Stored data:
— Start —

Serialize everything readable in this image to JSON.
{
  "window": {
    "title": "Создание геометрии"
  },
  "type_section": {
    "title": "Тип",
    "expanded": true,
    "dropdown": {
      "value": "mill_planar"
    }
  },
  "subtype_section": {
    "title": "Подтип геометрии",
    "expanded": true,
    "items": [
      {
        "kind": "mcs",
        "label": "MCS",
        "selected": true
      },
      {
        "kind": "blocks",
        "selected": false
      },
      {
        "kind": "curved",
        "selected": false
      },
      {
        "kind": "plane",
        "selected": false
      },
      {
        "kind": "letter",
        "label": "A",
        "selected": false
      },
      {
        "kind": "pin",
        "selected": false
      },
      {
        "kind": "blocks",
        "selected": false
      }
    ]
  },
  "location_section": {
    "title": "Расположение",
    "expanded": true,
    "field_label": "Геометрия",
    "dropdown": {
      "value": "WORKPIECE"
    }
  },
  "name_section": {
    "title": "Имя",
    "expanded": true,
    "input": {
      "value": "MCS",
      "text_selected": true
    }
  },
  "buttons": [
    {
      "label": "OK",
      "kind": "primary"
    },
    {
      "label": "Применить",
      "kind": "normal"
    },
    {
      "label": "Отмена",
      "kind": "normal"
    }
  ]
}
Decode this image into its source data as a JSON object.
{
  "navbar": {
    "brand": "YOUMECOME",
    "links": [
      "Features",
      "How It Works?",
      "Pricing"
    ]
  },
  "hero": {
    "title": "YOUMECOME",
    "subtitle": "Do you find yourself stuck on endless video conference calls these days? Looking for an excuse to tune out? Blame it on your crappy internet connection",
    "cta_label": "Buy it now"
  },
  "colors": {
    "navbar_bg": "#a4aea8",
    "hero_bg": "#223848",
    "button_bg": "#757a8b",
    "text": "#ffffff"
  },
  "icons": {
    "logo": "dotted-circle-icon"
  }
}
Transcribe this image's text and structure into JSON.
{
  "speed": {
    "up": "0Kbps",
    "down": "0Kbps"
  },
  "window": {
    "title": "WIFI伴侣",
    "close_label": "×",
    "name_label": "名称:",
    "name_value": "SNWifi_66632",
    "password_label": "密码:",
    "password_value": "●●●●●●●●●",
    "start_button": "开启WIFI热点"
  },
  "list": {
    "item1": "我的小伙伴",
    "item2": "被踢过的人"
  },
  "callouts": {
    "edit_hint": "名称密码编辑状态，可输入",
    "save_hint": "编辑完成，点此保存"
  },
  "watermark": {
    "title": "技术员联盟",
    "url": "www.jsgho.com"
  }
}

— End —

• **Stated task**: Go through the listing above and restate it word for word.

• **Solution for this problem**:
Serialize everything readable in this image to JSON.
{
  "window": {
    "title": "Создание геометрии"
  },
  "type_section": {
    "title": "Тип",
    "expanded": true,
    "dropdown": {
      "value": "mill_planar"
    }
  },
  "subtype_section": {
    "title": "Подтип геометрии",
    "expanded": true,
    "items": [
      {
        "kind": "mcs",
        "label": "MCS",
        "selected": true
      },
      {
        "kind": "blocks",
        "selected": false
      },
      {
        "kind": "curved",
        "selected": false
      },
      {
        "kind": "plane",
        "selected": false
      },
      {
        "kind": "letter",
        "label": "A",
        "selected": false
      },
      {
        "kind": "pin",
        "selected": false
      },
      {
        "kind": "blocks",
        "selected": false
      }
    ]
  },
  "location_section": {
    "title": "Расположение",
    "expanded": true,
    "field_label": "Геометрия",
    "dropdown": {
      "value": "WORKPIECE"
    }
  },
  "name_section": {
    "title": "Имя",
    "expanded": true,
    "input": {
      "value": "MCS",
      "text_selected": true
    }
  },
  "buttons": [
    {
      "label": "OK",
      "kind": "primary"
    },
    {
      "label": "Применить",
      "kind": "normal"
    },
    {
      "label": "Отмена",
      "kind": "normal"
    }
  ]
}
Decode this image into its source data as a JSON object.
{
  "navbar": {
    "brand": "YOUMECOME",
    "links": [
      "Features",
      "How It Works?",
      "Pricing"
    ]
  },
  "hero": {
    "title": "YOUMECOME",
    "subtitle": "Do you find yourself stuck on endless video conference calls these days? Looking for an excuse to tune out? Blame it on your crappy internet connection",
    "cta_label": "Buy it now"
  },
  "colors": {
    "navbar_bg": "#a4aea8",
    "hero_bg": "#223848",
    "button_bg": "#757a8b",
    "text": "#ffffff"
  },
  "icons": {
    "logo": "dotted-circle-icon"
  }
}
Transcribe this image's text and structure into JSON.
{
  "speed": {
    "up": "0Kbps",
    "down": "0Kbps"
  },
  "window": {
    "title": "WIFI伴侣",
    "close_label": "×",
    "name_label": "名称:",
    "name_value": "SNWifi_66632",
    "password_label": "密码:",
    "password_value": "●●●●●●●●●",
    "start_button": "开启WIFI热点"
  },
  "list": {
    "item1": "我的小伙伴",
    "item2": "被踢过的人"
  },
  "callouts": {
    "edit_hint": "名称密码编辑状态，可输入",
    "save_hint": "编辑完成，点此保存"
  },
  "watermark": {
    "title": "技术员联盟",
    "url": "www.jsgho.com"
  }
}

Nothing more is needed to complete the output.